SELECTED PASSAGE
==========
Cities that have a perfect socioeconomic set-up with an integrated technological base have become the need of the hour owing to the rapid pace of urbanisation. As India looks to develop 100 smart cities, the big question remains if it will be able to create efficient, liveable and sustainable living centres and also smarten the existing cities.
Imagine a scenario where you drive off the highway and your navigation system guides you to a free parking place, reducing congestion and carbon emission and saving you from the parking woes. Sounds like a figment of your imagination or straight out of a movie script? That is beginning to come to reality in cities like San Francisco and Chicago. But getting these projects off the ground requires a multifaceted, coordinated effort, right regulatory framework and collaboration among a lot of industries to provide everything from the sensors in the street to the apps in your car or mobile device. Smart living in smart cities is becoming the need of the hour owing to the fast pace of urbanisation engulfing our cities.
Urbanisation is spurring the growth of our cities. According to a McKinsey Global Institute (MGI) study, it took India nearly 40 years (between 1971 and 2008) for the urban population to rise by nearly 230 million. It will take only half the time to add the next 250 million. And thats not all, as cities could generate 70 per cent of net new jobs created by 2030, produce around 70 per cent of Indian GDP, and drive a near fourfold increase in per capita incomes across the nation. The rapid pace of growth and employment is bound to draw the population to the cities, adding a lot of burden to the existing infrastructure. According to estimates by McKinsey & Co, India would need to invest up to $1 trillion by 2020 to build the cities of tomorrow and these investments are in multiple areas.
"For instance, to meet urban demand, the economy will have to build between 700 million and 900 million square metres of residential and commercial space a year and to support this, we would need to build 350 to 400 kilometres of metros and subways and between 19,000 and 25,000 kilometres of road lanes every year," says Angshik Chaudhuri - Chief of Staff, Smart+Connected Communities (S+CC), Cisco India. The scope of opportunity to create stronger, efficient and sustainable solutions to prepare and build sustainable and self-reliant urban centres is tremendous. The focus being given for the creation of 100 smart cities across the country that are efficient, liveable and sustainable is the only solution to this burgeoning urbanisation and which is what makes the creation of smart cities an imperative in the times to come. According to an MGI report, Indias urban population is projected to increase from 34 crore in 2008 to 59 crore in 2030. This surge in population growth can certainly put a great pressure on the existing cities and urban infrastructure. Going by the textbook definition of urbanisation, defined by cities with population more than 5 lakh, India has 93 such urban centres and almost a sixth of its population stay in these areas, thus making India one of the leading countries with the most number of urban centres. To this, Manish Sharma, Managing Director, Panasonic India says, "A bigger problem here is that these urban centres are more than 30 times densely populated which is a clear indicator of the massive challenges the country is up against."
==========
DATASET EXCERPTS
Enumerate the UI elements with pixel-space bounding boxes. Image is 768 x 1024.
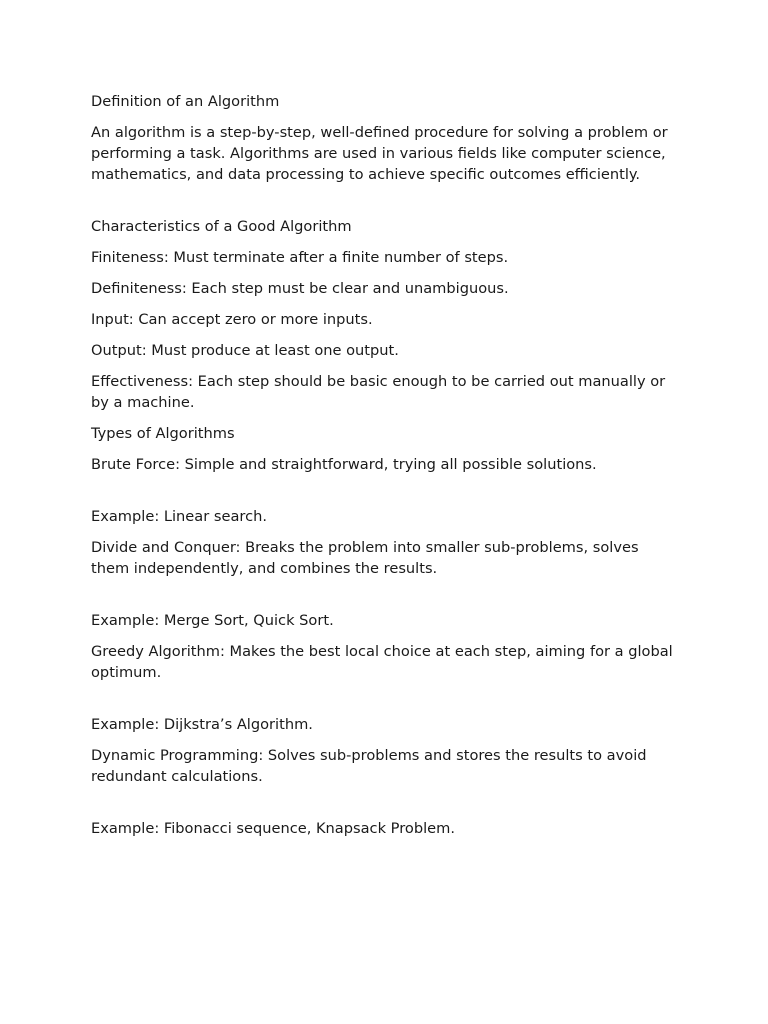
- characteristic-effectiveness: Effectiveness: Each step should be basic enough to be carried out manually or by a machine.: [91, 373, 666, 411]
- characteristic-input: Input: Can accept zero or more inputs.: [91, 311, 373, 328]
- heading-types: Types of Algorithms: [91, 425, 235, 442]
- characteristic-definiteness: Definiteness: Each step must be clear and unambiguous.: [91, 280, 509, 297]
- type-greedy: Greedy Algorithm: Makes the best local choice at each step, aiming for a global optimum.: [91, 643, 673, 681]
- example-brute-force: Example: Linear search.: [91, 508, 267, 525]
- type-dynamic-programming: Dynamic Programming: Solves sub-problems and stores the results to avoid redundant calculations.: [91, 747, 647, 785]
- type-divide-and-conquer: Divide and Conquer: Breaks the problem into smaller sub-problems, solves them independently, and combines the results.: [91, 539, 639, 577]
- heading-characteristics: Characteristics of a Good Algorithm: [91, 218, 352, 235]
- example-greedy: Example: Dijkstra’s Algorithm.: [91, 716, 313, 733]
- heading-definition: Definition of an Algorithm: [91, 93, 280, 110]
- type-brute-force: Brute Force: Simple and straightforward, trying all possible solutions.: [91, 456, 597, 473]
- characteristic-finiteness: Finiteness: Must terminate after a finite number of steps.: [91, 249, 509, 266]
- characteristic-output: Output: Must produce at least one output.: [91, 342, 399, 359]
- document-body: [91, 91, 681, 849]
- example-dynamic-programming: Example: Fibonacci sequence, Knapsack Problem.: [91, 820, 455, 837]
- example-divide-and-conquer: Example: Merge Sort, Quick Sort.: [91, 612, 334, 629]
- definition-paragraph: An algorithm is a step-by-step, well-defined procedure for solving a problem or performing a task. Algorithms are used in various fields like computer science, mathematics, and data processing to achieve specific outcomes efficiently.: [91, 124, 668, 183]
==========
THINGS TO DO
1. In the smart cities article, what are the answers to these questions?
(a) In which two cities is guided parking beginning to become reality?
(b) According to McKinsey & Co, how much would India need to invest by 2020?
(c) How many urban centres with a population over 5 lakh does India have?
2. Reproduce the part of the smart cities article between "Urbanisation is spurring" and "in multiple areas.", inclusive.
The lines play no part in these tasks.

SOLUTIONS PER TASK
1.
(a) San Francisco and Chicago
(b) Up to $1 trillion
(c) 93

2.
Urbanisation is spurring the growth of our cities. According to a McKinsey Global Institute (MGI) study, it took India nearly 40 years (between 1971 and 2008) for the urban population to rise by nearly 230 million. It will take only half the time to add the next 250 million. And thats not all, as cities could generate 70 per cent of net new jobs created by 2030, produce around 70 per cent of Indian GDP, and drive a near fourfold increase in per capita incomes across the nation. The rapid pace of growth and employment is bound to draw the population to the cities, adding a lot of burden to the existing infrastructure. According to estimates by McKinsey & Co, India would need to invest up to $1 trillion by 2020 to build the cities of tomorrow and these investments are in multiple areas.